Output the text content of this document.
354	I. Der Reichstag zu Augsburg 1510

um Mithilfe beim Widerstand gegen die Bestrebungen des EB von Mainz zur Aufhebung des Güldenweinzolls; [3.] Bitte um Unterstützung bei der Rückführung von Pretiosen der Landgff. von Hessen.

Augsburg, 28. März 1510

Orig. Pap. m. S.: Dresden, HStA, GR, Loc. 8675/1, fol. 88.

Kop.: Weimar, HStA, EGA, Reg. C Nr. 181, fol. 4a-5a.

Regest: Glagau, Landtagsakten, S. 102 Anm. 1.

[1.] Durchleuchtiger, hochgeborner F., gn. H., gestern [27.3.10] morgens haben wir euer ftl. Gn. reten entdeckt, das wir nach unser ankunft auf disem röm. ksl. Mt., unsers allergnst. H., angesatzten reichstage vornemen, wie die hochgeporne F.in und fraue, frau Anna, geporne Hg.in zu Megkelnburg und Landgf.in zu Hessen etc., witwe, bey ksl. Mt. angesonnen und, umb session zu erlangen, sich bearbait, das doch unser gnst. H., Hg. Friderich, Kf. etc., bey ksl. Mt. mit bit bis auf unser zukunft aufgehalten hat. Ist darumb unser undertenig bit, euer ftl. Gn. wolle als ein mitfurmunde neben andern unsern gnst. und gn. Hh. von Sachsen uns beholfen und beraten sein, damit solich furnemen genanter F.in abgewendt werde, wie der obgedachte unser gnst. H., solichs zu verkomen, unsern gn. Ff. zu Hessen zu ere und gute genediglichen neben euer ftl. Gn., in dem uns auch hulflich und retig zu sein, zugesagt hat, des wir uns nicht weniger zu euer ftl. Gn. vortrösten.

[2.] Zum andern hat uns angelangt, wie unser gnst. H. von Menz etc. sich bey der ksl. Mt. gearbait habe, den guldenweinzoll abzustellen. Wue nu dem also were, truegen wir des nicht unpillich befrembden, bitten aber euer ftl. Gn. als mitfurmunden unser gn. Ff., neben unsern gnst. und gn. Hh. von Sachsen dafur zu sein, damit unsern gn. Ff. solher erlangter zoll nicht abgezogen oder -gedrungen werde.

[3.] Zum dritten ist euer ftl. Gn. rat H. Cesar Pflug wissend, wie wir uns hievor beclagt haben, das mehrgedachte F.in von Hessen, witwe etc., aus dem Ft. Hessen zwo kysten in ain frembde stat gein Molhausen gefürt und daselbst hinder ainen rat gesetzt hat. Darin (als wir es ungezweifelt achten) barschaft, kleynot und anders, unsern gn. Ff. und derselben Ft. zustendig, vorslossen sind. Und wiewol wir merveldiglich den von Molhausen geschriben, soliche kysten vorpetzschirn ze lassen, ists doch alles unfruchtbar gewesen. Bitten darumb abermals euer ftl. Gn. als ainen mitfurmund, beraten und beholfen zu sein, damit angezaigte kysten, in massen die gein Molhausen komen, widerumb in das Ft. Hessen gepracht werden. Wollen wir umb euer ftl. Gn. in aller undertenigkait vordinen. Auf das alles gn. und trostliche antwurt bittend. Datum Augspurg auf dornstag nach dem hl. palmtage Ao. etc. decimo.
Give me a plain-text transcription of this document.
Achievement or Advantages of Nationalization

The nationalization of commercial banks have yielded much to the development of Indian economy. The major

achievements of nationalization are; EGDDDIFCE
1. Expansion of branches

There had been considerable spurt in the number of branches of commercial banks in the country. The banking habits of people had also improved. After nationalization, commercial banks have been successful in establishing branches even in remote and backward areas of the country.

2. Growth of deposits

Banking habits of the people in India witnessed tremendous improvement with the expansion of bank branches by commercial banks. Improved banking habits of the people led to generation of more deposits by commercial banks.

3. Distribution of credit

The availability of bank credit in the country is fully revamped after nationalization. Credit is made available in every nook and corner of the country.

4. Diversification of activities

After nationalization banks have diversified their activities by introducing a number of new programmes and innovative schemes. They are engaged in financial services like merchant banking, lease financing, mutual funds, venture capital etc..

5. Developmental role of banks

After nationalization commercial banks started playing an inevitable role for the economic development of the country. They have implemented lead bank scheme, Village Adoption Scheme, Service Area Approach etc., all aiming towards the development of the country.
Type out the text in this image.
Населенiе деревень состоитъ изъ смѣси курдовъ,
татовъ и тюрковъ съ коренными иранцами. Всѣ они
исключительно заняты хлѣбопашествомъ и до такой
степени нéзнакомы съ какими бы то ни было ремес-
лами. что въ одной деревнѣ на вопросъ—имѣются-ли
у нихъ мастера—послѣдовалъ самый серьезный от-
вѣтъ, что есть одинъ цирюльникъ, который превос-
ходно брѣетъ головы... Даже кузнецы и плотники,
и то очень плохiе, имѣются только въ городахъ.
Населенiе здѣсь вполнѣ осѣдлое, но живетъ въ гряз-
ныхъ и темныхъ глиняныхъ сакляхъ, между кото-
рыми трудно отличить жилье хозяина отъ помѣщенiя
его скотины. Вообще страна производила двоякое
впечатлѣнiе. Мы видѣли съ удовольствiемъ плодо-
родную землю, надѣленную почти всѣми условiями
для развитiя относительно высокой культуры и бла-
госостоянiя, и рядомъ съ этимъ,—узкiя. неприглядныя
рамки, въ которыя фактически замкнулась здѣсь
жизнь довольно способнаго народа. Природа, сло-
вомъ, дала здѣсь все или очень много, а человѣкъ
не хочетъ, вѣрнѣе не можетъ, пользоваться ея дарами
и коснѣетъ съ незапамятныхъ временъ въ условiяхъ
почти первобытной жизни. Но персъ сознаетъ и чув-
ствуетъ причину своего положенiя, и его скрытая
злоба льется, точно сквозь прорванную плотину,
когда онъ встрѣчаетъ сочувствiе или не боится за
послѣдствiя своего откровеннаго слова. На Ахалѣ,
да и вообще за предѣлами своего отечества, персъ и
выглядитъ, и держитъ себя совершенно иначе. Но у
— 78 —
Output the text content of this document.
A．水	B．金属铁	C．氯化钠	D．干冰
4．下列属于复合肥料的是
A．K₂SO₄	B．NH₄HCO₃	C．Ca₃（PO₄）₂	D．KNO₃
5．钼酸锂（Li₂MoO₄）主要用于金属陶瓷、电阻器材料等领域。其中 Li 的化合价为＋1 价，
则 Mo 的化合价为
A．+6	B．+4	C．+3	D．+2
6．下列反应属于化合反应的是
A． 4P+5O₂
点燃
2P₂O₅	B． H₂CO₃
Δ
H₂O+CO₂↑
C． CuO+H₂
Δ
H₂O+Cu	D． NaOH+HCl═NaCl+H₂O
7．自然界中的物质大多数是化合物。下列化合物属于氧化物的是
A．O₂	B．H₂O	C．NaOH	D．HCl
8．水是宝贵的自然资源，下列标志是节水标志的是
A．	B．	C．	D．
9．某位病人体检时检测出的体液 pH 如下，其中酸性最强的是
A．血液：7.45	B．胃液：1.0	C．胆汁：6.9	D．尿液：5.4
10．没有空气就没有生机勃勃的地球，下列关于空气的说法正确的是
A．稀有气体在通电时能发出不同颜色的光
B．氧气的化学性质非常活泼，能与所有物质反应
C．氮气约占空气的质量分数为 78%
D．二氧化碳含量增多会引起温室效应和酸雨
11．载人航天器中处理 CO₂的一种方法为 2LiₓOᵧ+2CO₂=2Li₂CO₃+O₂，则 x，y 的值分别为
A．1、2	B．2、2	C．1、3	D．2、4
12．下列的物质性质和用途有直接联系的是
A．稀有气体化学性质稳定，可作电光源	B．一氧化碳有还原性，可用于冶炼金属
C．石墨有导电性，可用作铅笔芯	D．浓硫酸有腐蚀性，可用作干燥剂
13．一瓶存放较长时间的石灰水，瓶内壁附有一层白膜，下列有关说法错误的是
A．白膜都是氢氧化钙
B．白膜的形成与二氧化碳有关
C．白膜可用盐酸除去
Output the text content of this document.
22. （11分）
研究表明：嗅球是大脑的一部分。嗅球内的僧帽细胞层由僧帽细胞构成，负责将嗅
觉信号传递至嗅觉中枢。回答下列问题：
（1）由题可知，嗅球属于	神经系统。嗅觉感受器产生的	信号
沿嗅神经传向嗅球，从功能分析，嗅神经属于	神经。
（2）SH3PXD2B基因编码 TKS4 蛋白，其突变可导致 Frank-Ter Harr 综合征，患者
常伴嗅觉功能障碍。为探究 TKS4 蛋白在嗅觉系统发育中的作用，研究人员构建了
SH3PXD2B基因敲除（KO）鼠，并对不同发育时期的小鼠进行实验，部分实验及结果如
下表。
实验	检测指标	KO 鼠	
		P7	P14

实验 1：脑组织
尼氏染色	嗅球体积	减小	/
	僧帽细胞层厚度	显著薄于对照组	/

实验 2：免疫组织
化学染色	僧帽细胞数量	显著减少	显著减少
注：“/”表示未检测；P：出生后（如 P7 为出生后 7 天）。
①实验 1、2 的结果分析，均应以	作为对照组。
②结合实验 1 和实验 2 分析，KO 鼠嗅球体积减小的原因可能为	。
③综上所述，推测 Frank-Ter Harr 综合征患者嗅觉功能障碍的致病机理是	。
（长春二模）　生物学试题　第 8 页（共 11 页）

============

• **What you are asked to do**
Gather up, from the records above, each line where the word "They" appears.

• **Full solution**
After nationalization banks have diversified their activities by introducing a number of new programmes and innovative schemes. They are engaged in financial services like merchant banking, lease financing, mutual funds, venture capital etc..
After nationalization commercial banks started playing an inevitable role for the economic development of the country. They have implemented lead bank scheme, Village Adoption Scheme, Service Area Approach etc., all aiming towards the development of the country.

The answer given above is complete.